Task data.
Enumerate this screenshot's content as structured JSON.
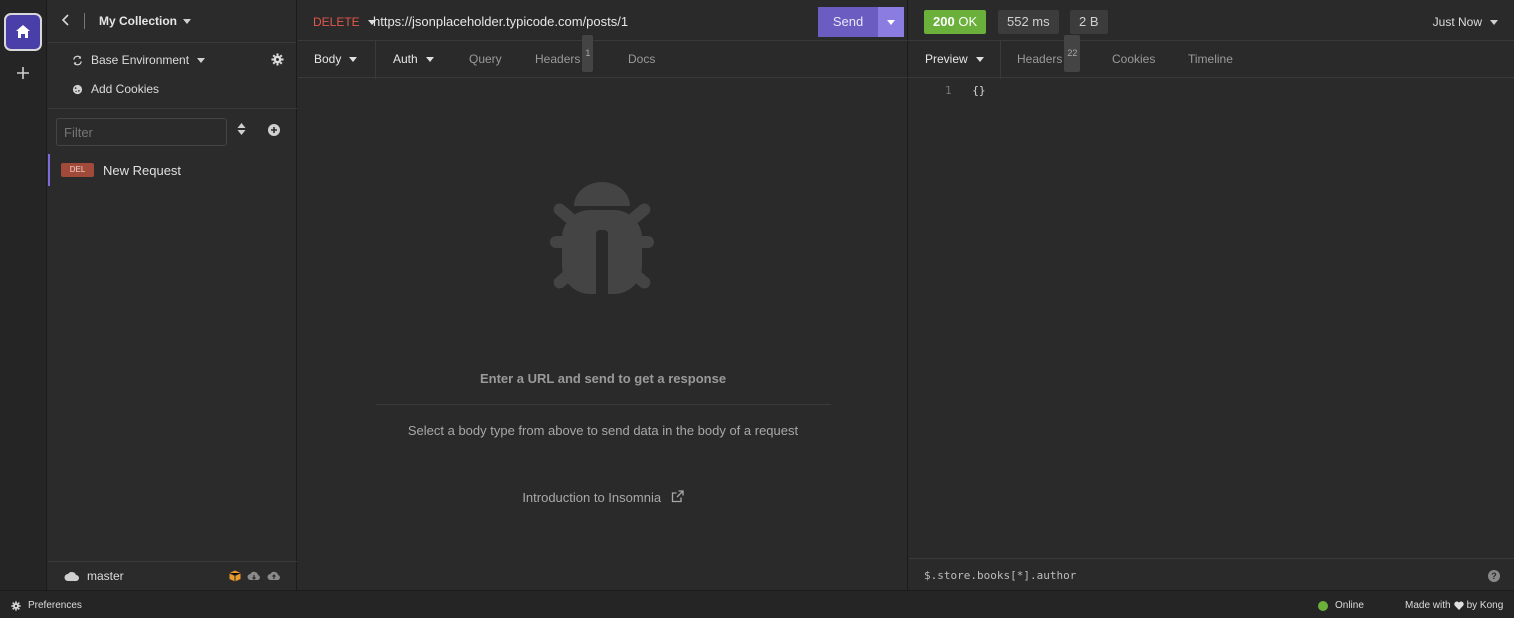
{
  "sidebar": {
    "collection_title": "My Collection",
    "environment_label": "Base Environment",
    "add_cookies_label": "Add Cookies",
    "filter_placeholder": "Filter",
    "requests": [
      {
        "method_badge": "DEL",
        "name": "New Request"
      }
    ],
    "branch": "master"
  },
  "request": {
    "method": "DELETE",
    "url": "https://jsonplaceholder.typicode.com/posts/1",
    "send_label": "Send",
    "tabs": {
      "body": "Body",
      "auth": "Auth",
      "query": "Query",
      "headers": "Headers",
      "headers_count": "1",
      "docs": "Docs"
    },
    "empty_title": "Enter a URL and send to get a response",
    "empty_subtitle": "Select a body type from above to send data in the body of a request",
    "intro_link": "Introduction to Insomnia"
  },
  "response": {
    "status_code": "200",
    "status_text": "OK",
    "time": "552 ms",
    "size": "2 B",
    "timestamp": "Just Now",
    "tabs": {
      "preview": "Preview",
      "headers": "Headers",
      "headers_count": "22",
      "cookies": "Cookies",
      "timeline": "Timeline"
    },
    "body_line_number": "1",
    "body_line": "{}",
    "filter_placeholder": "$.store.books[*].author",
    "help_glyph": "?"
  },
  "footer": {
    "preferences": "Preferences",
    "online": "Online",
    "made_with": "Made with",
    "by": "by Kong"
  },
  "colors": {
    "accent": "#6a5cc0",
    "method_delete": "#e2574c",
    "status_ok": "#6ab03a",
    "background": "#2a2a2a"
  }
}
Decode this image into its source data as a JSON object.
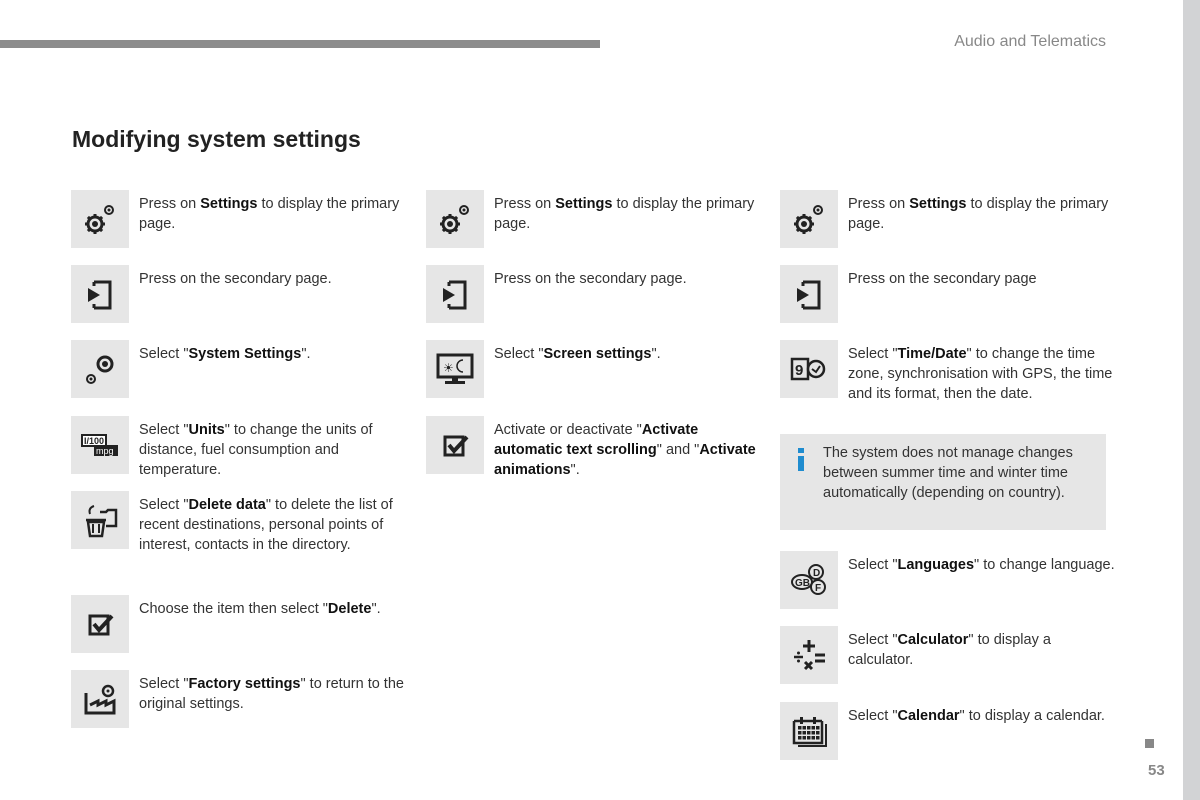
{
  "header": {
    "section": "Audio and Telematics"
  },
  "title": "Modifying system settings",
  "columns": [
    [
      {
        "icon": "settings-icon",
        "pre": "Press on ",
        "bold": "Settings",
        "post": " to display the primary page."
      },
      {
        "icon": "secondary-page-icon",
        "pre": "Press on the secondary page.",
        "bold": "",
        "post": ""
      },
      {
        "icon": "system-settings-icon",
        "pre": "Select \"",
        "bold": "System Settings",
        "post": "\"."
      },
      {
        "icon": "units-icon",
        "pre": "Select \"",
        "bold": "Units",
        "post": "\" to change the units of distance, fuel consumption and temperature."
      },
      {
        "icon": "delete-data-icon",
        "pre": "Select \"",
        "bold": "Delete data",
        "post": "\" to delete the list of recent destinations, personal points of interest, contacts in the directory."
      },
      {
        "icon": "checkbox-icon",
        "pre": "Choose the item then select \"",
        "bold": "Delete",
        "post": "\"."
      },
      {
        "icon": "factory-settings-icon",
        "pre": "Select \"",
        "bold": "Factory settings",
        "post": "\" to return to the original settings."
      }
    ],
    [
      {
        "icon": "settings-icon",
        "pre": "Press on ",
        "bold": "Settings",
        "post": " to display the primary page."
      },
      {
        "icon": "secondary-page-icon",
        "pre": "Press on the secondary page.",
        "bold": "",
        "post": ""
      },
      {
        "icon": "screen-settings-icon",
        "pre": "Select \"",
        "bold": "Screen settings",
        "post": "\"."
      },
      {
        "icon": "checkbox-icon",
        "pre": "Activate or deactivate \"",
        "bold": "Activate automatic text scrolling",
        "post": "\" and \"",
        "bold2": "Activate animations",
        "post2": "\"."
      }
    ],
    [
      {
        "icon": "settings-icon",
        "pre": "Press on ",
        "bold": "Settings",
        "post": " to display the primary page."
      },
      {
        "icon": "secondary-page-icon",
        "pre": "Press on the secondary page",
        "bold": "",
        "post": ""
      },
      {
        "icon": "time-date-icon",
        "pre": "Select \"",
        "bold": "Time/Date",
        "post": "\" to change the time zone, synchronisation with GPS, the time and its format, then the date."
      },
      {
        "icon": "languages-icon",
        "pre": "Select \"",
        "bold": "Languages",
        "post": "\" to change language."
      },
      {
        "icon": "calculator-icon",
        "pre": "Select \"",
        "bold": "Calculator",
        "post": "\" to display a calculator."
      },
      {
        "icon": "calendar-icon",
        "pre": "Select \"",
        "bold": "Calendar",
        "post": "\" to display a calendar."
      }
    ]
  ],
  "info_note": "The system does not manage changes between summer time and winter time automatically (depending on country).",
  "colors": {
    "info_accent": "#1f8ccf",
    "icon_bg": "#e6e6e6"
  },
  "page_number": "53"
}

Objective. Using the records above, list each line that includes "response".

Final result.
    "empty_title": "Enter a URL and send to get a response",
  "response": {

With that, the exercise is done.